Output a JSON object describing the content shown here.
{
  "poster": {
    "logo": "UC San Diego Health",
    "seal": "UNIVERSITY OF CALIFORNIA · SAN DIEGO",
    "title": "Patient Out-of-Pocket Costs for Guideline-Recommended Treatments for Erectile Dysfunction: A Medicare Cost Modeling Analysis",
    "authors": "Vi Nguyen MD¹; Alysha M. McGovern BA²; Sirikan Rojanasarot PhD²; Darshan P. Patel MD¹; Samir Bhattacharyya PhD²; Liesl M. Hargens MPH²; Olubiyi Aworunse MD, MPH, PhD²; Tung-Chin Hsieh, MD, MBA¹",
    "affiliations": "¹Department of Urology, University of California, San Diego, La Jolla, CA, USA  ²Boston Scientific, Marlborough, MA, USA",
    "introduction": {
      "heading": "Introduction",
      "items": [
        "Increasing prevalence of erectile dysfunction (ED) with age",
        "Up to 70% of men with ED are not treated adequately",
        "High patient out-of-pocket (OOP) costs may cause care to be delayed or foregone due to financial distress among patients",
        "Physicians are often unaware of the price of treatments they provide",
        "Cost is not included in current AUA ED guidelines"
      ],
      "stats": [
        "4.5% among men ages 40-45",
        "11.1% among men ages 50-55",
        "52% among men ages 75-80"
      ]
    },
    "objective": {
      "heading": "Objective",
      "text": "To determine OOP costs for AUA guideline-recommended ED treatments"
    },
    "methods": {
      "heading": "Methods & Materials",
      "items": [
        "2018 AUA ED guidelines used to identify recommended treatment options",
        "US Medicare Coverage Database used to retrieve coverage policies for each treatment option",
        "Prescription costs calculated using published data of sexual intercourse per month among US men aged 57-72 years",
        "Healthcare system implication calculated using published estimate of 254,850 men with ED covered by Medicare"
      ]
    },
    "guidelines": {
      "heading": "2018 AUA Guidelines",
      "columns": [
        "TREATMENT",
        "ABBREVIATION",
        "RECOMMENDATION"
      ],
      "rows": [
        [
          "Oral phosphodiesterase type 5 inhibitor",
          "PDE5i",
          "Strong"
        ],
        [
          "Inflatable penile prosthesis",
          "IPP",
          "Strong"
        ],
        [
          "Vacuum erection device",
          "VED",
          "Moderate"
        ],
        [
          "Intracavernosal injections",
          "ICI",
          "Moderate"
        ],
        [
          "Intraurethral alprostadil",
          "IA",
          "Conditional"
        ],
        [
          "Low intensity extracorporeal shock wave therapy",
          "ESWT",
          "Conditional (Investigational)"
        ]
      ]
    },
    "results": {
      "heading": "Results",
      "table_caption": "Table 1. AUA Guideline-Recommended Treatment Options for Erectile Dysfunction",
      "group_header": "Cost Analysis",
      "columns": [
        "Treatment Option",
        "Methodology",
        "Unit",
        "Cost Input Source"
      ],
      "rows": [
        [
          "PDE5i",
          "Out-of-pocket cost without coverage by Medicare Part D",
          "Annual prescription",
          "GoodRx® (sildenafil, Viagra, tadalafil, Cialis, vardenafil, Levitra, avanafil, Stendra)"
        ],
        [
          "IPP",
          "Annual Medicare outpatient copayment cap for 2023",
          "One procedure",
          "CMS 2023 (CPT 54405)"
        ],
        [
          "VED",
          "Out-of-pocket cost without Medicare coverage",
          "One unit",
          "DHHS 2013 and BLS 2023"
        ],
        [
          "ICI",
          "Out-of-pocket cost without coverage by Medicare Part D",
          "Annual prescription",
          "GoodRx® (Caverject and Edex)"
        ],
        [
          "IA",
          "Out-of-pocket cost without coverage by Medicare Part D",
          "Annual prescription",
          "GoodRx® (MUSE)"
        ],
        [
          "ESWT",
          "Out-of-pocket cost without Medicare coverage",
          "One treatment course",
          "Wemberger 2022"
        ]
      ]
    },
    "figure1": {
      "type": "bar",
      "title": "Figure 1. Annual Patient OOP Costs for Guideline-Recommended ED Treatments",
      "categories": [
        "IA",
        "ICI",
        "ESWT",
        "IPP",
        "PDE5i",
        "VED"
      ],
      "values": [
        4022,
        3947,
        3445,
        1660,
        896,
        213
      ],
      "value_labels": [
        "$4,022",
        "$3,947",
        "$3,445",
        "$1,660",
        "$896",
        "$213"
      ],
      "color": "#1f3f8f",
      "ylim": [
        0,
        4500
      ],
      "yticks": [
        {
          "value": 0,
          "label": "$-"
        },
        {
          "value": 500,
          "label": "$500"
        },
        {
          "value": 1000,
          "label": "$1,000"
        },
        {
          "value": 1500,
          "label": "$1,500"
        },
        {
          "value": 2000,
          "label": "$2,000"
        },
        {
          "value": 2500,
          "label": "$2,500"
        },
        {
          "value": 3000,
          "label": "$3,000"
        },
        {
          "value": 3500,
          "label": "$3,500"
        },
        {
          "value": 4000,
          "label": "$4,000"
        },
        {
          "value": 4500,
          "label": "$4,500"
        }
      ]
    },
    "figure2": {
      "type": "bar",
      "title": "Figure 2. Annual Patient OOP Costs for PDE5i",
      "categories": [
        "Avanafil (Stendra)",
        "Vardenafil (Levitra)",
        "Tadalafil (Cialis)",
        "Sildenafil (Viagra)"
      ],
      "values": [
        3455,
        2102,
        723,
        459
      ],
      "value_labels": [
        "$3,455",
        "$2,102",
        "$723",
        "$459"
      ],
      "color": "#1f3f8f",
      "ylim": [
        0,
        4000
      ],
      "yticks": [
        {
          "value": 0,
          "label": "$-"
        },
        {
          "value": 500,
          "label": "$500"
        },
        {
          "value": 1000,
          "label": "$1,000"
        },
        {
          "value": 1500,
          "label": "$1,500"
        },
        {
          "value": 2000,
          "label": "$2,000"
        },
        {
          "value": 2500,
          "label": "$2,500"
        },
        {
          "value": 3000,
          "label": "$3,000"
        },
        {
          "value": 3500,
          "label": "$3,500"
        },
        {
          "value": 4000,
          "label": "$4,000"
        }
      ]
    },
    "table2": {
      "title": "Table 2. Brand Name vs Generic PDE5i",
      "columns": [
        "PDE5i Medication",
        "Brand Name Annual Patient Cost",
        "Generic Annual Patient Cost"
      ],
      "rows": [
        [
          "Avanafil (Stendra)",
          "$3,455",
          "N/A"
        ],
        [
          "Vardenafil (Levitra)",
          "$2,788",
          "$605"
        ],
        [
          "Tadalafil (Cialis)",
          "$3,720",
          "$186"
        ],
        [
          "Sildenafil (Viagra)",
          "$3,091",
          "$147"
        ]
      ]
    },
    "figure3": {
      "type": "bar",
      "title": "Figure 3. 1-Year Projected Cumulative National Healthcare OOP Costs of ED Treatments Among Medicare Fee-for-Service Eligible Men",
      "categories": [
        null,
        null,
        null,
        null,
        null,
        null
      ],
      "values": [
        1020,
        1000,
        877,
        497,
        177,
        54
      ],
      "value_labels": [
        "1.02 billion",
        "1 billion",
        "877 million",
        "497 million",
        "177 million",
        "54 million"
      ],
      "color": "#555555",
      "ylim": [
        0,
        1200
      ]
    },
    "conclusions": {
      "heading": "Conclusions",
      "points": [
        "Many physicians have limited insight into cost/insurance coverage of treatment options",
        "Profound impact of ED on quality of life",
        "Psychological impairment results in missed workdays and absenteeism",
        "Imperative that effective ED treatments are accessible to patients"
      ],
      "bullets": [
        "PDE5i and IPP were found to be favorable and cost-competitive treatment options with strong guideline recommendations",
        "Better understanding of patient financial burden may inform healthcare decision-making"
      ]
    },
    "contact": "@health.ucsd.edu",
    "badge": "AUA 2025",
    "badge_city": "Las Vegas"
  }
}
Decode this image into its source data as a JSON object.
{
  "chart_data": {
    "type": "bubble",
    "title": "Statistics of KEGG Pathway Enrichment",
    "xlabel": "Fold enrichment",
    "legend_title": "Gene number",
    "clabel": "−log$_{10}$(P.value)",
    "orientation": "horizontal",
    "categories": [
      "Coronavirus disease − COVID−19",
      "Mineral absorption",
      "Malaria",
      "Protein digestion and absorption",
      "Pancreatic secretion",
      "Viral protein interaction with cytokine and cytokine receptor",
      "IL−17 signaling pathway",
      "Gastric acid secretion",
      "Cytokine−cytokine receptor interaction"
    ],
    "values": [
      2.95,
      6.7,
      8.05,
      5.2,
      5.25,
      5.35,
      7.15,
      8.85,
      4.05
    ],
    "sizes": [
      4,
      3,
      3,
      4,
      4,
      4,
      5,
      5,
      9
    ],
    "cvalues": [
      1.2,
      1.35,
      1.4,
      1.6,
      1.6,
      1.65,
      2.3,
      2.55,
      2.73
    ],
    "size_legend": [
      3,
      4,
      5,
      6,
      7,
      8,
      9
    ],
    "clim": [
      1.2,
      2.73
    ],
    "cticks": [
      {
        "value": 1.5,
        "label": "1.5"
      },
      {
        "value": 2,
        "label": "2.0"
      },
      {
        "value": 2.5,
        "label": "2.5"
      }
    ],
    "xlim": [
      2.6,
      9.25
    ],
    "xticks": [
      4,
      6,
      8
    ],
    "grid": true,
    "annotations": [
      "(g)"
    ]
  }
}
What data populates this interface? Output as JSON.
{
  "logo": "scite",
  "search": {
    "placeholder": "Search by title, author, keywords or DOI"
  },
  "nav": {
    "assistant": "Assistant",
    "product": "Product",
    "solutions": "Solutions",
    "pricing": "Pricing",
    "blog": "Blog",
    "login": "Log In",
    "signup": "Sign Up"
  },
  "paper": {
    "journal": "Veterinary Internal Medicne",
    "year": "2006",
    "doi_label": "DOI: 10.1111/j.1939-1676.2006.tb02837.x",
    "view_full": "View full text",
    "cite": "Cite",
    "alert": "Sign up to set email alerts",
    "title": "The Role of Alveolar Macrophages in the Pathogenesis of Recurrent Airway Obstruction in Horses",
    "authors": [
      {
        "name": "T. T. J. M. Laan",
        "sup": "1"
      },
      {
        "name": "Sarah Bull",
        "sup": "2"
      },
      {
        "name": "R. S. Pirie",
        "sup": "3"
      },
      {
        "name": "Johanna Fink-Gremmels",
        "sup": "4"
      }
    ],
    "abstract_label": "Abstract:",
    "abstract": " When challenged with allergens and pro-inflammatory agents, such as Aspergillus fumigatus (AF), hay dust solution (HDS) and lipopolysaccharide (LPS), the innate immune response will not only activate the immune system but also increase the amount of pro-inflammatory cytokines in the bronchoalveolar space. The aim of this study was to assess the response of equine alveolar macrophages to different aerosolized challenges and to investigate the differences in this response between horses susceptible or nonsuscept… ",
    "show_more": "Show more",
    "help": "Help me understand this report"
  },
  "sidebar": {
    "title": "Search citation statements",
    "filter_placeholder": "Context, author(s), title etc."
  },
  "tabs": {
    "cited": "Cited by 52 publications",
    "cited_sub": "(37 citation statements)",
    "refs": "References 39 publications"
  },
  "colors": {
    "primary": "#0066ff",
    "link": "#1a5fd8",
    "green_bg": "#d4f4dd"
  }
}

-*-

#### Directions for this task:
Pull every line containing "into" out of the records.

#### Answer to this exercise:
        "Many physicians have limited insight into cost/insurance coverage of treatment options",
Decode this image into its source data as a JSON object.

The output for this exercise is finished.